— BEGIN DATASET ROWS —
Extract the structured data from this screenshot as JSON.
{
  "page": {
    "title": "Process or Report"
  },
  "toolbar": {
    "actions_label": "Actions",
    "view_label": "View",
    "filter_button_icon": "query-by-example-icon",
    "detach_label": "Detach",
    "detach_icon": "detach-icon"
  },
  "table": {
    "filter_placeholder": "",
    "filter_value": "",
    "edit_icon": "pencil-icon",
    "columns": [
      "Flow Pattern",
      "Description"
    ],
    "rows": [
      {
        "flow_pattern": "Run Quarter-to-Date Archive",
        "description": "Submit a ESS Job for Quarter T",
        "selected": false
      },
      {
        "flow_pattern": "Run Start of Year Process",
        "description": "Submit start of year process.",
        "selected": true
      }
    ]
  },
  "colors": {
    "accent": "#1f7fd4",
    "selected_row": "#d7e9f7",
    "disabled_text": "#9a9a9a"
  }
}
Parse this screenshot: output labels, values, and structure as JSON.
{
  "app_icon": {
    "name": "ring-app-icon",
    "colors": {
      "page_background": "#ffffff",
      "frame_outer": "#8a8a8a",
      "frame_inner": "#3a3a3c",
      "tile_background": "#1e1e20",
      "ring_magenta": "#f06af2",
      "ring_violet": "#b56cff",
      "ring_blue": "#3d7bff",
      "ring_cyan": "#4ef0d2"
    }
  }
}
— END DATASET ROWS —
[WORK INSTRUCTIONS] Make an exact copy of the material above.

[RIGHT ANSWER]
Extract the structured data from this screenshot as JSON.
{
  "page": {
    "title": "Process or Report"
  },
  "toolbar": {
    "actions_label": "Actions",
    "view_label": "View",
    "filter_button_icon": "query-by-example-icon",
    "detach_label": "Detach",
    "detach_icon": "detach-icon"
  },
  "table": {
    "filter_placeholder": "",
    "filter_value": "",
    "edit_icon": "pencil-icon",
    "columns": [
      "Flow Pattern",
      "Description"
    ],
    "rows": [
      {
        "flow_pattern": "Run Quarter-to-Date Archive",
        "description": "Submit a ESS Job for Quarter T",
        "selected": false
      },
      {
        "flow_pattern": "Run Start of Year Process",
        "description": "Submit start of year process.",
        "selected": true
      }
    ]
  },
  "colors": {
    "accent": "#1f7fd4",
    "selected_row": "#d7e9f7",
    "disabled_text": "#9a9a9a"
  }
}
Parse this screenshot: output labels, values, and structure as JSON.
{
  "app_icon": {
    "name": "ring-app-icon",
    "colors": {
      "page_background": "#ffffff",
      "frame_outer": "#8a8a8a",
      "frame_inner": "#3a3a3c",
      "tile_background": "#1e1e20",
      "ring_magenta": "#f06af2",
      "ring_violet": "#b56cff",
      "ring_blue": "#3d7bff",
      "ring_cyan": "#4ef0d2"
    }
  }
}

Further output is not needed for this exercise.